Return the lines below word for word, changing and leaving out nothing.

◆ ◆ ◆

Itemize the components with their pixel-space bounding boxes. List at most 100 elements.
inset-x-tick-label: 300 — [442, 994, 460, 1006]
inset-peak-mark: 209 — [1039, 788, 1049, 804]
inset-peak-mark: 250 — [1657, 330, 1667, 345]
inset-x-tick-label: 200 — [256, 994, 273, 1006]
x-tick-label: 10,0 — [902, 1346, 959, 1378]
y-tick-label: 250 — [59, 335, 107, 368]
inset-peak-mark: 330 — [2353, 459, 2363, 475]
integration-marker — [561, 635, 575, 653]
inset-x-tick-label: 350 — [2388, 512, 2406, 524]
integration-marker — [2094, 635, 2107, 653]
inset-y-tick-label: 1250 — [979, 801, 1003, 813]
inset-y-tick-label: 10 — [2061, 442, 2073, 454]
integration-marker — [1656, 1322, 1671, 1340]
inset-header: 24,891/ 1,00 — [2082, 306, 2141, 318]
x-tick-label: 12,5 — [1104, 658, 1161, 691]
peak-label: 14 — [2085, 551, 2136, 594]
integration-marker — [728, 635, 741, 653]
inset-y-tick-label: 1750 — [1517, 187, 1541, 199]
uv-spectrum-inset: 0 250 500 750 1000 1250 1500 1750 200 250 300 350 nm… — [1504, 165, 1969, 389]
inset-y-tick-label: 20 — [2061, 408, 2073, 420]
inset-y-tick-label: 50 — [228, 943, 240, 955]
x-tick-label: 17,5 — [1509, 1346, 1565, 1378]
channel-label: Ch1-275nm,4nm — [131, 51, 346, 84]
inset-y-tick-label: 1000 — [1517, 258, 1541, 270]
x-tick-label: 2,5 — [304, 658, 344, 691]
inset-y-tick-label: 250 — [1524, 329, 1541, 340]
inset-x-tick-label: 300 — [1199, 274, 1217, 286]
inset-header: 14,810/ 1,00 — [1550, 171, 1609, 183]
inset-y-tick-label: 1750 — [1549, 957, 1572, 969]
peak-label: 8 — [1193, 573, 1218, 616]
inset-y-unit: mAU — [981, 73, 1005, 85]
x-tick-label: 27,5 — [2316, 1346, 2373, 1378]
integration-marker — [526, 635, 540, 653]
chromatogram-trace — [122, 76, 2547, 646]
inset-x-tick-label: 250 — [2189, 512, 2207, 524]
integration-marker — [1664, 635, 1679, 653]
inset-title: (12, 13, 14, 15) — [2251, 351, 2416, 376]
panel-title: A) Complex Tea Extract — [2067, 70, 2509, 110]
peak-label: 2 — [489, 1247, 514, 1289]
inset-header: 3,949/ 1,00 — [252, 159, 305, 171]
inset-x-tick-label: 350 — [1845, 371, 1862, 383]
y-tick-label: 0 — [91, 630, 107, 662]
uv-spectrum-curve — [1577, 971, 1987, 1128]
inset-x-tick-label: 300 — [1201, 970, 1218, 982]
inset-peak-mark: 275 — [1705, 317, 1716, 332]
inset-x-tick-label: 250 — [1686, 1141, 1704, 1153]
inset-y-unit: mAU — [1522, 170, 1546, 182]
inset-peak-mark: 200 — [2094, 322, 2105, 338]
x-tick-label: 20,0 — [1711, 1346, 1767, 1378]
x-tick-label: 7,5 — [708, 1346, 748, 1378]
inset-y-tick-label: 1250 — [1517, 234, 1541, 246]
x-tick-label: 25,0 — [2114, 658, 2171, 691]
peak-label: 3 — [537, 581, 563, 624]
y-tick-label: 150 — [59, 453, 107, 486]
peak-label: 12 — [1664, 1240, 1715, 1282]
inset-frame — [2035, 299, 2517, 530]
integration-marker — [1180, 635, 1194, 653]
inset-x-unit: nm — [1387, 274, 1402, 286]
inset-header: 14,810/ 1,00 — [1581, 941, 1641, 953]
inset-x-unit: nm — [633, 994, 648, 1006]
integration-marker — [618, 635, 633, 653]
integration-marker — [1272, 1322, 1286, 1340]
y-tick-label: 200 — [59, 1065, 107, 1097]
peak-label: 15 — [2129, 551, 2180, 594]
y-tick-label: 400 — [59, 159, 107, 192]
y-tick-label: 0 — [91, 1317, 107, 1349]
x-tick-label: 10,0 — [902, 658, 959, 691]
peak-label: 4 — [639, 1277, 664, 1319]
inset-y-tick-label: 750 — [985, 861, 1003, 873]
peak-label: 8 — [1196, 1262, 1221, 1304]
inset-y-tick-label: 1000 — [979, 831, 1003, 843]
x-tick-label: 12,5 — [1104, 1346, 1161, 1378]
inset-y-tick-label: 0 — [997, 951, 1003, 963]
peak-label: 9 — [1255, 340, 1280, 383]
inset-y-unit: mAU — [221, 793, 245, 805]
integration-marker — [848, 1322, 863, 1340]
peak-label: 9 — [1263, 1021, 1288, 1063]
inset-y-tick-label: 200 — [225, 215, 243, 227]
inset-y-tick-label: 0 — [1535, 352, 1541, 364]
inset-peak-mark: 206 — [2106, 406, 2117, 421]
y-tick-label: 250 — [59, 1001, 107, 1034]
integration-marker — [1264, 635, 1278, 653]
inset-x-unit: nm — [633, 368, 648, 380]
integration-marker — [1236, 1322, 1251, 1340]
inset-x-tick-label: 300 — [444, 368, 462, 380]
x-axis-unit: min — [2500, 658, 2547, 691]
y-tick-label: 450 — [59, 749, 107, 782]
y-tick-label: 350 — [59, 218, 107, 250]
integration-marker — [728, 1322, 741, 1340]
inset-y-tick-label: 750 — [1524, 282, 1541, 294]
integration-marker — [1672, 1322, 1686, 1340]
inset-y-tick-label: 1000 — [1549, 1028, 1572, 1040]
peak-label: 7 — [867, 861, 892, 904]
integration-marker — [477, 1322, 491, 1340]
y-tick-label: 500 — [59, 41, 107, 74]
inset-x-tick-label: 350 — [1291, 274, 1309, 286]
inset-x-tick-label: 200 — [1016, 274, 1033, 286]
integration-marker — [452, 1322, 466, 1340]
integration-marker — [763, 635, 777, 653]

◆ ◆ ◆

= TASK OUTPUT =
Itemize the components with their pixel-space bounding boxes. List at most 100 elements.
inset-x-tick-label: 300 — [442, 994, 460, 1006]
inset-peak-mark: 209 — [1039, 788, 1049, 804]
inset-peak-mark: 250 — [1657, 330, 1667, 345]
inset-x-tick-label: 200 — [256, 994, 273, 1006]
x-tick-label: 10,0 — [902, 1346, 959, 1378]
y-tick-label: 250 — [59, 335, 107, 368]
inset-peak-mark: 330 — [2353, 459, 2363, 475]
integration-marker — [561, 635, 575, 653]
inset-x-tick-label: 350 — [2388, 512, 2406, 524]
integration-marker — [2094, 635, 2107, 653]
inset-y-tick-label: 1250 — [979, 801, 1003, 813]
inset-y-tick-label: 10 — [2061, 442, 2073, 454]
integration-marker — [1656, 1322, 1671, 1340]
inset-header: 24,891/ 1,00 — [2082, 306, 2141, 318]
x-tick-label: 12,5 — [1104, 658, 1161, 691]
peak-label: 14 — [2085, 551, 2136, 594]
integration-marker — [728, 635, 741, 653]
inset-y-tick-label: 1750 — [1517, 187, 1541, 199]
uv-spectrum-inset: 0 250 500 750 1000 1250 1500 1750 200 250 300 350 nm… — [1504, 165, 1969, 389]
inset-y-tick-label: 20 — [2061, 408, 2073, 420]
inset-y-tick-label: 50 — [228, 943, 240, 955]
x-tick-label: 17,5 — [1509, 1346, 1565, 1378]
channel-label: Ch1-275nm,4nm — [131, 51, 346, 84]
inset-y-tick-label: 1000 — [1517, 258, 1541, 270]
x-tick-label: 2,5 — [304, 658, 344, 691]
inset-y-tick-label: 250 — [1524, 329, 1541, 340]
inset-x-tick-label: 300 — [1199, 274, 1217, 286]
inset-header: 14,810/ 1,00 — [1550, 171, 1609, 183]
inset-y-tick-label: 1750 — [1549, 957, 1572, 969]
peak-label: 8 — [1193, 573, 1218, 616]
inset-y-unit: mAU — [981, 73, 1005, 85]
x-tick-label: 27,5 — [2316, 1346, 2373, 1378]
integration-marker — [526, 635, 540, 653]
chromatogram-trace — [122, 76, 2547, 646]
inset-x-tick-label: 250 — [2189, 512, 2207, 524]
integration-marker — [1664, 635, 1679, 653]
inset-title: (12, 13, 14, 15) — [2251, 351, 2416, 376]
panel-title: A) Complex Tea Extract — [2067, 70, 2509, 110]
peak-label: 2 — [489, 1247, 514, 1289]
inset-header: 3,949/ 1,00 — [252, 159, 305, 171]
inset-x-tick-label: 350 — [1845, 371, 1862, 383]
y-tick-label: 0 — [91, 630, 107, 662]
uv-spectrum-curve — [1577, 971, 1987, 1128]
inset-x-tick-label: 300 — [1201, 970, 1218, 982]
inset-peak-mark: 275 — [1705, 317, 1716, 332]
inset-x-tick-label: 250 — [1686, 1141, 1704, 1153]
inset-y-unit: mAU — [1522, 170, 1546, 182]
inset-peak-mark: 200 — [2094, 322, 2105, 338]
x-tick-label: 20,0 — [1711, 1346, 1767, 1378]
x-tick-label: 7,5 — [708, 1346, 748, 1378]
inset-y-tick-label: 1250 — [1517, 234, 1541, 246]
x-tick-label: 25,0 — [2114, 658, 2171, 691]
peak-label: 3 — [537, 581, 563, 624]
y-tick-label: 150 — [59, 453, 107, 486]
peak-label: 12 — [1664, 1240, 1715, 1282]
inset-frame — [2035, 299, 2517, 530]
integration-marker — [1180, 635, 1194, 653]
inset-x-unit: nm — [1387, 274, 1402, 286]
inset-header: 14,810/ 1,00 — [1581, 941, 1641, 953]
inset-x-unit: nm — [633, 994, 648, 1006]
integration-marker — [618, 635, 633, 653]
integration-marker — [1272, 1322, 1286, 1340]
y-tick-label: 200 — [59, 1065, 107, 1097]
peak-label: 15 — [2129, 551, 2180, 594]
y-tick-label: 400 — [59, 159, 107, 192]
y-tick-label: 0 — [91, 1317, 107, 1349]
x-tick-label: 10,0 — [902, 658, 959, 691]
peak-label: 4 — [639, 1277, 664, 1319]
inset-y-tick-label: 750 — [985, 861, 1003, 873]
peak-label: 8 — [1196, 1262, 1221, 1304]
inset-y-tick-label: 1000 — [979, 831, 1003, 843]
x-tick-label: 12,5 — [1104, 1346, 1161, 1378]
inset-y-tick-label: 0 — [997, 951, 1003, 963]
peak-label: 9 — [1255, 340, 1280, 383]
inset-y-unit: mAU — [221, 793, 245, 805]
integration-marker — [848, 1322, 863, 1340]
peak-label: 9 — [1263, 1021, 1288, 1063]
inset-y-tick-label: 200 — [225, 215, 243, 227]
inset-y-tick-label: 0 — [1535, 352, 1541, 364]
inset-peak-mark: 206 — [2106, 406, 2117, 421]
y-tick-label: 250 — [59, 1001, 107, 1034]
integration-marker — [1264, 635, 1278, 653]
inset-x-unit: nm — [633, 368, 648, 380]
integration-marker — [1236, 1322, 1251, 1340]
inset-x-tick-label: 300 — [444, 368, 462, 380]
x-axis-unit: min — [2500, 658, 2547, 691]
y-tick-label: 450 — [59, 749, 107, 782]
y-tick-label: 350 — [59, 218, 107, 250]
integration-marker — [728, 1322, 741, 1340]
inset-y-tick-label: 750 — [1524, 282, 1541, 294]
integration-marker — [1672, 1322, 1686, 1340]
inset-y-tick-label: 1000 — [1549, 1028, 1572, 1040]
peak-label: 7 — [867, 861, 892, 904]
integration-marker — [477, 1322, 491, 1340]
y-tick-label: 500 — [59, 41, 107, 74]
inset-x-tick-label: 350 — [1291, 274, 1309, 286]
inset-x-tick-label: 200 — [1016, 274, 1033, 286]
integration-marker — [452, 1322, 466, 1340]
integration-marker — [763, 635, 777, 653]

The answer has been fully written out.